* [What you have to do]:
Read the listing below and copy out every line that holds "tiennent".
## begin Dataset rows
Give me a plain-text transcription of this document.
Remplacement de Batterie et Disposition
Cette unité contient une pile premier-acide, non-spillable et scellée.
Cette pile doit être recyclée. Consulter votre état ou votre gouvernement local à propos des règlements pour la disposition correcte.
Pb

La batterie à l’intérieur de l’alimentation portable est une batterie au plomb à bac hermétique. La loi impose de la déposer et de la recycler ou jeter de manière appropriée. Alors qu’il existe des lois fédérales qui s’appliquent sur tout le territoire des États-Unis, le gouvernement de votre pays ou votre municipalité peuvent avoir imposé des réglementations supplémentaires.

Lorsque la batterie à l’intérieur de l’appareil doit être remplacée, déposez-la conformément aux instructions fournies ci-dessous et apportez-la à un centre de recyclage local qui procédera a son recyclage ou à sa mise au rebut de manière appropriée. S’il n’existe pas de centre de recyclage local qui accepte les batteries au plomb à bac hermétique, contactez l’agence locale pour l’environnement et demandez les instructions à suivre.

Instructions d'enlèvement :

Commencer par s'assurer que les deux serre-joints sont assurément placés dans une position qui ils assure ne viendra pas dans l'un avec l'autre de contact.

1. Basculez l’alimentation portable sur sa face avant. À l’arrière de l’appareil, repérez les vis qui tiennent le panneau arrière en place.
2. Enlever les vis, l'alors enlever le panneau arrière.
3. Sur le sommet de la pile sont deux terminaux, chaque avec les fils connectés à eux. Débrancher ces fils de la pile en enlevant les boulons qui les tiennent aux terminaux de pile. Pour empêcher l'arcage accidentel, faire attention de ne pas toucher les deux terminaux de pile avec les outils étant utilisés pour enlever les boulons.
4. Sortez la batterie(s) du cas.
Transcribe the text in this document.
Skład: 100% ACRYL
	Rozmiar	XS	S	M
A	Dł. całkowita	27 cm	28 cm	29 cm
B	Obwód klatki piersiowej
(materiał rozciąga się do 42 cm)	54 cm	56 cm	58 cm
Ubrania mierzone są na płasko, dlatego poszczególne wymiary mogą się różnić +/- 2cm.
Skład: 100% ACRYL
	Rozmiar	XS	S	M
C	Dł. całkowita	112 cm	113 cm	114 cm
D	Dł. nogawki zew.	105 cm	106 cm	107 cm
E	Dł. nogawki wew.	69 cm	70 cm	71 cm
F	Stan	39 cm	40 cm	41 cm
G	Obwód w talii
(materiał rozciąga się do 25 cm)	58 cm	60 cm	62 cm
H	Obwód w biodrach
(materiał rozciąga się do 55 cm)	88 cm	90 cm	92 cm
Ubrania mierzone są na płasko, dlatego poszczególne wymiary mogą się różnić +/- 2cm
## end Dataset rows
* [Exercise solution]:
1. Basculez l’alimentation portable sur sa face avant. À l’arrière de l’appareil, repérez les vis qui tiennent le panneau arrière en place.
3. Sur le sommet de la pile sont deux terminaux, chaque avec les fils connectés à eux. Débrancher ces fils de la pile en enlevant les boulons qui les tiennent aux terminaux de pile. Pour empêcher l'arcage accidentel, faire attention de ne pas toucher les deux terminaux de pile avec les outils étant utilisés pour enlever les boulons.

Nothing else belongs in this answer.